Task objective:
Could you output each line of the data that follows exactly?

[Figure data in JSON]
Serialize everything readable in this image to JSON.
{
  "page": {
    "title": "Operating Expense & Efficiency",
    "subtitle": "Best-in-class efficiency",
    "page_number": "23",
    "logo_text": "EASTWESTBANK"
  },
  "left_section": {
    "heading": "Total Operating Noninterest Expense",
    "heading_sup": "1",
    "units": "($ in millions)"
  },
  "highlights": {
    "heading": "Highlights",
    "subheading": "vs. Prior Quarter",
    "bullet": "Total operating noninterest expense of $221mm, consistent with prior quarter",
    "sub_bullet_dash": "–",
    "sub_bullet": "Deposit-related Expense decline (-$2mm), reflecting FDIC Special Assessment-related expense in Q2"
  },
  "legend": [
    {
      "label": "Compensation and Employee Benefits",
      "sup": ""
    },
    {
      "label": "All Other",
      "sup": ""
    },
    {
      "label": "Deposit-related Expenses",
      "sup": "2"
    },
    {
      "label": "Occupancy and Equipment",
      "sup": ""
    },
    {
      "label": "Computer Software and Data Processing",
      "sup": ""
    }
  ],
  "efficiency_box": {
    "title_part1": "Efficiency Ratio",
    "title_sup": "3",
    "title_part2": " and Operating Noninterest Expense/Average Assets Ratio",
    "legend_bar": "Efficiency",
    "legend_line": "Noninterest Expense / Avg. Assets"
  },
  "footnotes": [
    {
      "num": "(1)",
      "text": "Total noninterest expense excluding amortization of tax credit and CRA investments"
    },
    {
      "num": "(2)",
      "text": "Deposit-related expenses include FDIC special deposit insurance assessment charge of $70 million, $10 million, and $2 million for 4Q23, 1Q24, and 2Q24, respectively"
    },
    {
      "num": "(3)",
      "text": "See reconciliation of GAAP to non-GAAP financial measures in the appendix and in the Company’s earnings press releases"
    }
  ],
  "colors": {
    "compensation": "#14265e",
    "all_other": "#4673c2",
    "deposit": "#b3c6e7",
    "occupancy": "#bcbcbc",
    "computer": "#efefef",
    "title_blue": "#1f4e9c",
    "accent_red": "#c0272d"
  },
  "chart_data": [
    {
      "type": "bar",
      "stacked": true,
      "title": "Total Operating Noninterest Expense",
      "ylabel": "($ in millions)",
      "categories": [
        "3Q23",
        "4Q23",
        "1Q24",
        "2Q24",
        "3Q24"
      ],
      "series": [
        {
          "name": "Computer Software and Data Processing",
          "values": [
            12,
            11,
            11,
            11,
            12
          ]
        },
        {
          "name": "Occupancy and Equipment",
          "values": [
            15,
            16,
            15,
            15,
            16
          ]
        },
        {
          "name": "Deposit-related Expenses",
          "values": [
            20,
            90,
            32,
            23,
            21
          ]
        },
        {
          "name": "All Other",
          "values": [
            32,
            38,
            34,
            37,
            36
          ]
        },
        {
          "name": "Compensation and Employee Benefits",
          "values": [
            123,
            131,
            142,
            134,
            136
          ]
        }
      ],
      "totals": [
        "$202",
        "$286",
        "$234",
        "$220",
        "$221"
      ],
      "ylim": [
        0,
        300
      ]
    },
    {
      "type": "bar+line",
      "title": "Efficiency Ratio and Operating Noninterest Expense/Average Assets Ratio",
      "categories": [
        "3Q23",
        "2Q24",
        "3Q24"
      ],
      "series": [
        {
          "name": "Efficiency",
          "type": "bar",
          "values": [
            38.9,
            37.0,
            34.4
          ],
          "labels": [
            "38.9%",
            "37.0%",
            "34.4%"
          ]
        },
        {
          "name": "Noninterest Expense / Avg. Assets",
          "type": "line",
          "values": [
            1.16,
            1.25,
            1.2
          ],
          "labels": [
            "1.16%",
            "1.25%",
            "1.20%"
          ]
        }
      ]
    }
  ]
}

Output:
Serialize everything readable in this image to JSON.
{
  "page": {
    "title": "Operating Expense & Efficiency",
    "subtitle": "Best-in-class efficiency",
    "page_number": "23",
    "logo_text": "EASTWESTBANK"
  },
  "left_section": {
    "heading": "Total Operating Noninterest Expense",
    "heading_sup": "1",
    "units": "($ in millions)"
  },
  "highlights": {
    "heading": "Highlights",
    "subheading": "vs. Prior Quarter",
    "bullet": "Total operating noninterest expense of $221mm, consistent with prior quarter",
    "sub_bullet_dash": "–",
    "sub_bullet": "Deposit-related Expense decline (-$2mm), reflecting FDIC Special Assessment-related expense in Q2"
  },
  "legend": [
    {
      "label": "Compensation and Employee Benefits",
      "sup": ""
    },
    {
      "label": "All Other",
      "sup": ""
    },
    {
      "label": "Deposit-related Expenses",
      "sup": "2"
    },
    {
      "label": "Occupancy and Equipment",
      "sup": ""
    },
    {
      "label": "Computer Software and Data Processing",
      "sup": ""
    }
  ],
  "efficiency_box": {
    "title_part1": "Efficiency Ratio",
    "title_sup": "3",
    "title_part2": " and Operating Noninterest Expense/Average Assets Ratio",
    "legend_bar": "Efficiency",
    "legend_line": "Noninterest Expense / Avg. Assets"
  },
  "footnotes": [
    {
      "num": "(1)",
      "text": "Total noninterest expense excluding amortization of tax credit and CRA investments"
    },
    {
      "num": "(2)",
      "text": "Deposit-related expenses include FDIC special deposit insurance assessment charge of $70 million, $10 million, and $2 million for 4Q23, 1Q24, and 2Q24, respectively"
    },
    {
      "num": "(3)",
      "text": "See reconciliation of GAAP to non-GAAP financial measures in the appendix and in the Company’s earnings press releases"
    }
  ],
  "colors": {
    "compensation": "#14265e",
    "all_other": "#4673c2",
    "deposit": "#b3c6e7",
    "occupancy": "#bcbcbc",
    "computer": "#efefef",
    "title_blue": "#1f4e9c",
    "accent_red": "#c0272d"
  },
  "chart_data": [
    {
      "type": "bar",
      "stacked": true,
      "title": "Total Operating Noninterest Expense",
      "ylabel": "($ in millions)",
      "categories": [
        "3Q23",
        "4Q23",
        "1Q24",
        "2Q24",
        "3Q24"
      ],
      "series": [
        {
          "name": "Computer Software and Data Processing",
          "values": [
            12,
            11,
            11,
            11,
            12
          ]
        },
        {
          "name": "Occupancy and Equipment",
          "values": [
            15,
            16,
            15,
            15,
            16
          ]
        },
        {
          "name": "Deposit-related Expenses",
          "values": [
            20,
            90,
            32,
            23,
            21
          ]
        },
        {
          "name": "All Other",
          "values": [
            32,
            38,
            34,
            37,
            36
          ]
        },
        {
          "name": "Compensation and Employee Benefits",
          "values": [
            123,
            131,
            142,
            134,
            136
          ]
        }
      ],
      "totals": [
        "$202",
        "$286",
        "$234",
        "$220",
        "$221"
      ],
      "ylim": [
        0,
        300
      ]
    },
    {
      "type": "bar+line",
      "title": "Efficiency Ratio and Operating Noninterest Expense/Average Assets Ratio",
      "categories": [
        "3Q23",
        "2Q24",
        "3Q24"
      ],
      "series": [
        {
          "name": "Efficiency",
          "type": "bar",
          "values": [
            38.9,
            37.0,
            34.4
          ],
          "labels": [
            "38.9%",
            "37.0%",
            "34.4%"
          ]
        },
        {
          "name": "Noninterest Expense / Avg. Assets",
          "type": "line",
          "values": [
            1.16,
            1.25,
            1.2
          ],
          "labels": [
            "1.16%",
            "1.25%",
            "1.20%"
          ]
        }
      ]
    }
  ]
}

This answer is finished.